#### Recorded information ####

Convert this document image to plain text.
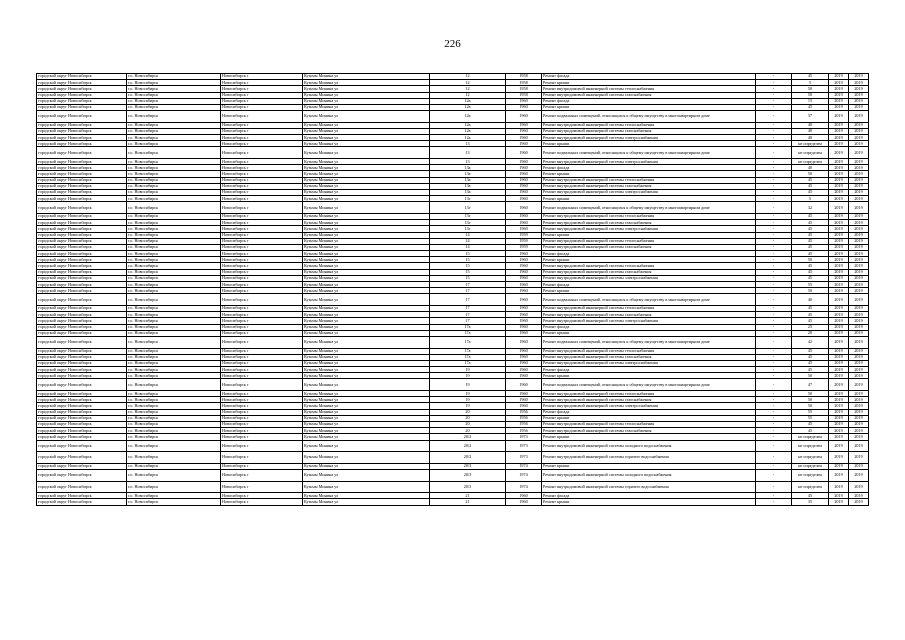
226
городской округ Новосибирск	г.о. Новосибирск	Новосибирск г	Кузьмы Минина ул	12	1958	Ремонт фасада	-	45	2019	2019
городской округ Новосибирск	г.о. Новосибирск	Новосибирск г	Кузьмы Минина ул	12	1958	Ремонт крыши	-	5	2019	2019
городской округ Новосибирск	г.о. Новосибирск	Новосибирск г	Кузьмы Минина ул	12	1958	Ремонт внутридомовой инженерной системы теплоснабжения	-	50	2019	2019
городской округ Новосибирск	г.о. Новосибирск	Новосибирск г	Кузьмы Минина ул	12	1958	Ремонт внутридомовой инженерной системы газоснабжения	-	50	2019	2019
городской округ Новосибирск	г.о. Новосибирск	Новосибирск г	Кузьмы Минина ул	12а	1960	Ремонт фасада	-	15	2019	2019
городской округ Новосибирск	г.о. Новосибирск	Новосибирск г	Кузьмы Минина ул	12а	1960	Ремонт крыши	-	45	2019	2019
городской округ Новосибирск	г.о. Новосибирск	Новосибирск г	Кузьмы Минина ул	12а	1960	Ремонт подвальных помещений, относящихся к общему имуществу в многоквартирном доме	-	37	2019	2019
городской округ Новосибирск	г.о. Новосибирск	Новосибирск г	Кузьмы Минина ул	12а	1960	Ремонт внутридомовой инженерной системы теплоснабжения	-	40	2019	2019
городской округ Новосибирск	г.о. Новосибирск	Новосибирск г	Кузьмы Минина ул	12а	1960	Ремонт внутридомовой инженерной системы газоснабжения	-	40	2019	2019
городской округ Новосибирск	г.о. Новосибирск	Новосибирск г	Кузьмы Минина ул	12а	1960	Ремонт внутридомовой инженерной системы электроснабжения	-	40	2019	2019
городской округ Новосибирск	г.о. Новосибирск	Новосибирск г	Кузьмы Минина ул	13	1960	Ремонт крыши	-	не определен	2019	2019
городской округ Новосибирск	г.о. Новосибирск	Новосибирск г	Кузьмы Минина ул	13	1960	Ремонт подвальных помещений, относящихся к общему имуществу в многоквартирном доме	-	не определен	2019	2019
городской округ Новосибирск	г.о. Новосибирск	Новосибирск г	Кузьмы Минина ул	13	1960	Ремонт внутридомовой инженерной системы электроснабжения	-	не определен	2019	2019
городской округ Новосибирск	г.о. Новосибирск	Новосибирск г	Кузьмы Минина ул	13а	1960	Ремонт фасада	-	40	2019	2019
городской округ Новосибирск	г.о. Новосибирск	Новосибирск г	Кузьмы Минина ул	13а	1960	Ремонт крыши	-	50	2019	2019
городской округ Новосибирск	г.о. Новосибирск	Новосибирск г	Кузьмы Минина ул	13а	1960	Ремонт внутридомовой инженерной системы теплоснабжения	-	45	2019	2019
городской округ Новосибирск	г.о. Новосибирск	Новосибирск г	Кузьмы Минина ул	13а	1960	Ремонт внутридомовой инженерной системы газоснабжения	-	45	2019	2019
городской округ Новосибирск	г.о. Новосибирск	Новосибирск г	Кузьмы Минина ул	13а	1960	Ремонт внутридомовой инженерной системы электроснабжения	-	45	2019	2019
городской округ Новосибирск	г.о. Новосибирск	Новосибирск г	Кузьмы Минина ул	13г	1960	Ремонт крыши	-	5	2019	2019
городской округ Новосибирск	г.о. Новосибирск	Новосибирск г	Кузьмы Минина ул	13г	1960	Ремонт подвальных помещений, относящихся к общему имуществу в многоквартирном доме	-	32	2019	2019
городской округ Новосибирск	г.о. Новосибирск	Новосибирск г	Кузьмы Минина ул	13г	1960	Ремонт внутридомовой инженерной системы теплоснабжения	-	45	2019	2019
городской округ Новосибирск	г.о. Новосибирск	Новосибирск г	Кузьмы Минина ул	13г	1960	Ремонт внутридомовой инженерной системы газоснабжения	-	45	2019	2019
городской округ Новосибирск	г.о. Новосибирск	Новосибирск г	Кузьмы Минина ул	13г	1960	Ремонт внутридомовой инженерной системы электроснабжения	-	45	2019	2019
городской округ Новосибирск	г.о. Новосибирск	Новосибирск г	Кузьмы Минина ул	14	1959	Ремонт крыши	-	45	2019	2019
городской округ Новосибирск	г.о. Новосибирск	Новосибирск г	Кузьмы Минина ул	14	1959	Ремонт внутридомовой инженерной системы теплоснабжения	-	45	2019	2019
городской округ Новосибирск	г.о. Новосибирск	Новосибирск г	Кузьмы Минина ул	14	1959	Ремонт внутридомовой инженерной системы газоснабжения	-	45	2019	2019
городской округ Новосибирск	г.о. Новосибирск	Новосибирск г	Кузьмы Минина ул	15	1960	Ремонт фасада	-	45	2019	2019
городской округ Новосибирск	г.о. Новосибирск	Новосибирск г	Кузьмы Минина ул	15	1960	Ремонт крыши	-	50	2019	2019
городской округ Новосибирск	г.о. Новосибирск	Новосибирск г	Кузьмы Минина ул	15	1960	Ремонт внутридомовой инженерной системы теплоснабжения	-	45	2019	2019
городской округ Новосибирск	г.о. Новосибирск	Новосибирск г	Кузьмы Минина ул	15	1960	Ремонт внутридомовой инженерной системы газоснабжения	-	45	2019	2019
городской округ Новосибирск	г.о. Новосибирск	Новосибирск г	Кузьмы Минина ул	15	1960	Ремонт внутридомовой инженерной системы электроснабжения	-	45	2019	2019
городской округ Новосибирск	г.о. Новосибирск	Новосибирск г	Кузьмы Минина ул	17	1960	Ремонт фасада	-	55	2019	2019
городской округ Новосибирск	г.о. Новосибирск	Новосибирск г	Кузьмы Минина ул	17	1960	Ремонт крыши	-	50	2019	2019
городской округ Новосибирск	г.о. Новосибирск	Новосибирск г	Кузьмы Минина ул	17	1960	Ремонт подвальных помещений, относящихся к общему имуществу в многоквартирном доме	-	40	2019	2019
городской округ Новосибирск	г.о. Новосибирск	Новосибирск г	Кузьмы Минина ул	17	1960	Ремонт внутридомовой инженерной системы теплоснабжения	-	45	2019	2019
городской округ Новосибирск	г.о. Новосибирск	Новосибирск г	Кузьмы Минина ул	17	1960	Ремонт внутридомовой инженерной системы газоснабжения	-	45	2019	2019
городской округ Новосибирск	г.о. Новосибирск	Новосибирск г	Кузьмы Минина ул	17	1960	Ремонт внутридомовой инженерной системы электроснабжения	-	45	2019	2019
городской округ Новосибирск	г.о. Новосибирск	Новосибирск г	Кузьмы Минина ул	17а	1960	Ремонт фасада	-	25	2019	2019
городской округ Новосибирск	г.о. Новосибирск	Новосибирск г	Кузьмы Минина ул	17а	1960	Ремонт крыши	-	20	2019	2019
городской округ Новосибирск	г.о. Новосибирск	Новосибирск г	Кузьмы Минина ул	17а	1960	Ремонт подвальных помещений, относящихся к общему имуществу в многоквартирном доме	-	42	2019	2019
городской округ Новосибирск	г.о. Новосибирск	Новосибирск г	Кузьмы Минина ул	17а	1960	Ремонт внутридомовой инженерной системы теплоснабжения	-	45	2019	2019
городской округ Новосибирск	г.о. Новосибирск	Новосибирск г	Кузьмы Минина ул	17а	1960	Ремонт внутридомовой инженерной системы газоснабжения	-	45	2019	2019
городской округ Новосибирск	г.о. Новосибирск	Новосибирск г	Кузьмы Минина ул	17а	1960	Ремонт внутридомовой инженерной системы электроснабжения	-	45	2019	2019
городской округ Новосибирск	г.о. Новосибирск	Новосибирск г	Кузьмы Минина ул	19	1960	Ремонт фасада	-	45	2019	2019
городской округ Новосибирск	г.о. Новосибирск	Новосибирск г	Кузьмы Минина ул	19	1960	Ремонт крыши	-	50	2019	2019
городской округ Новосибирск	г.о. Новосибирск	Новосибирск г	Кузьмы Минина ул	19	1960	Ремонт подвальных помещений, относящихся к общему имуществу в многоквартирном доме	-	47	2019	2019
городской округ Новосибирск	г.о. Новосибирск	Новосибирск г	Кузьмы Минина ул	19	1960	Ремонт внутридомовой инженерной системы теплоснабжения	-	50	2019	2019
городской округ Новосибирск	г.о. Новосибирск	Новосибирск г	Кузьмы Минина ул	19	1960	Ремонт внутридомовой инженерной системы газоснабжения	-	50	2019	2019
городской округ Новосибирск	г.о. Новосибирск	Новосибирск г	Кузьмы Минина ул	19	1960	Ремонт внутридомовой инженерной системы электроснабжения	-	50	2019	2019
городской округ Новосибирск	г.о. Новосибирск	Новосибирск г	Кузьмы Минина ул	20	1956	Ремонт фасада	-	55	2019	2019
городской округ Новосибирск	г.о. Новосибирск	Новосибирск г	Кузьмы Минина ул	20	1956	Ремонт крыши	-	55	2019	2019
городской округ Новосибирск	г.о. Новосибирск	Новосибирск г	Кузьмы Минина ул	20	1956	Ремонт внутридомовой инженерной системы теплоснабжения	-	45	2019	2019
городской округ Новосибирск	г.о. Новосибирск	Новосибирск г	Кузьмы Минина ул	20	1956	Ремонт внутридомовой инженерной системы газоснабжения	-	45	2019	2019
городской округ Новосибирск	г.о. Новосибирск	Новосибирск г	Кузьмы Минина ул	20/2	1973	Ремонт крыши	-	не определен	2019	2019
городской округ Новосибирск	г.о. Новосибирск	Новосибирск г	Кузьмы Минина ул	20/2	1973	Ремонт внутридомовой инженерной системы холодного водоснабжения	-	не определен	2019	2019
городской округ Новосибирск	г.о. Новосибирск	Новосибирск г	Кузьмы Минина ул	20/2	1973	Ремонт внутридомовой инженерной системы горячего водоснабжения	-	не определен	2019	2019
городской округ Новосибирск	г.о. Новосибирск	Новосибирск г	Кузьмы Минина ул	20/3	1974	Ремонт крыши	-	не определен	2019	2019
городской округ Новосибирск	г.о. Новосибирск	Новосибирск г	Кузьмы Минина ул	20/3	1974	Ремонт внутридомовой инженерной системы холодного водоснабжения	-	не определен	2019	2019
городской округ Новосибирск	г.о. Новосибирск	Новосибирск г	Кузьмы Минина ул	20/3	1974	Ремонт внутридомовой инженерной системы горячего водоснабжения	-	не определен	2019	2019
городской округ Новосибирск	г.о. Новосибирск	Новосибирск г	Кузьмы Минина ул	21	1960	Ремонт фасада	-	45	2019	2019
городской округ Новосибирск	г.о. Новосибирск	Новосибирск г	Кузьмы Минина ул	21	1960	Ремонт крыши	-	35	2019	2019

####
#### Recorded information ####

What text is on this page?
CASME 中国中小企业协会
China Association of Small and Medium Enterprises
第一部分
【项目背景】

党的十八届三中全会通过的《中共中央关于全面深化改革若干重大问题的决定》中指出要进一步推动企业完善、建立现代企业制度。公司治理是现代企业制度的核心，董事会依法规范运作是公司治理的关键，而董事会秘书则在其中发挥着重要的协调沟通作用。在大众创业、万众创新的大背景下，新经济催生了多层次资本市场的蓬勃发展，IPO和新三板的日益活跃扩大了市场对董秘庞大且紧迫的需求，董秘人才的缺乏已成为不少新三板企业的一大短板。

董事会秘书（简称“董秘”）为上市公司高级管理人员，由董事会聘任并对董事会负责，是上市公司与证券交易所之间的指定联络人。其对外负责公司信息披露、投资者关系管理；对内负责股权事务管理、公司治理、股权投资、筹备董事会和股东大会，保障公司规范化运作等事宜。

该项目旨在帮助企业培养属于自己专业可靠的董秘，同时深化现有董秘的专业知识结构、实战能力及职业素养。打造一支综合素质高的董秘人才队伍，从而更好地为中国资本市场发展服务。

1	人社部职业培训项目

####
#### Recorded information ####

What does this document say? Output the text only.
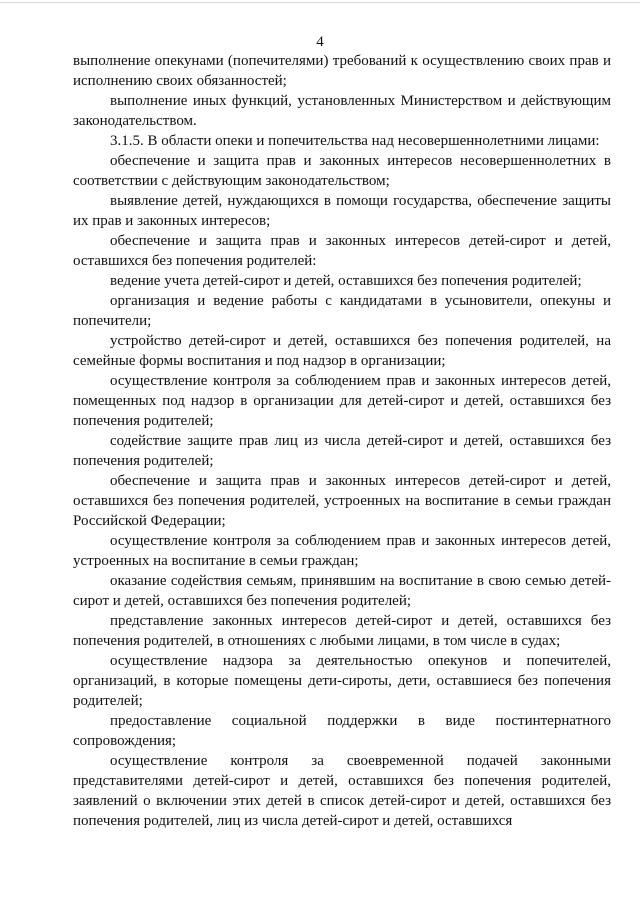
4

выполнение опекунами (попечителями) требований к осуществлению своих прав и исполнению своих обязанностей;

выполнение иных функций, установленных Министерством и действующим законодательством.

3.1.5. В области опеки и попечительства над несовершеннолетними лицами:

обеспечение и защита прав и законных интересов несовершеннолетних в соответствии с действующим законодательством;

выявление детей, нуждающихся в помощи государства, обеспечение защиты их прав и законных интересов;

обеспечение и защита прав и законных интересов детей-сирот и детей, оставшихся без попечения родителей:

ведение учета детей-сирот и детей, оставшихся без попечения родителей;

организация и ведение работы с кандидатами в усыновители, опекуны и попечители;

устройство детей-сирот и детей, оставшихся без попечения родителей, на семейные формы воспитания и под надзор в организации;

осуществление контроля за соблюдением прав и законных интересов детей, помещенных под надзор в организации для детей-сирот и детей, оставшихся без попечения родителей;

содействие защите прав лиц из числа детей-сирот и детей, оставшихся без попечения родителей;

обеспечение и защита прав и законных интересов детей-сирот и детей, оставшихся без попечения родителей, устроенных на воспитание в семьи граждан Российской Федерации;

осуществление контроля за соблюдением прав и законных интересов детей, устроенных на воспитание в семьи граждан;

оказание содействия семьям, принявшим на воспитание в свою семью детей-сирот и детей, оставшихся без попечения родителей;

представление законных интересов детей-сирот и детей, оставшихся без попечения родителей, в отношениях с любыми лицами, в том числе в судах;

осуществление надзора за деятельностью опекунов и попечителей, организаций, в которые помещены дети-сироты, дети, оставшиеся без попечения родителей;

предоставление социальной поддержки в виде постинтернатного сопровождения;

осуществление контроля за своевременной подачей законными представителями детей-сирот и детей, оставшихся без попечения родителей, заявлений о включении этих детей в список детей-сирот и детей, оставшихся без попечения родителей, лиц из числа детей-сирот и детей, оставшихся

####

Written task.
Search the data for "действующим". Copy every line that has it.

Response to the exercise.
выполнение иных функций, установленных Министерством и действующим законодательством.
обеспечение и защита прав и законных интересов несовершеннолетних в соответствии с действующим законодательством;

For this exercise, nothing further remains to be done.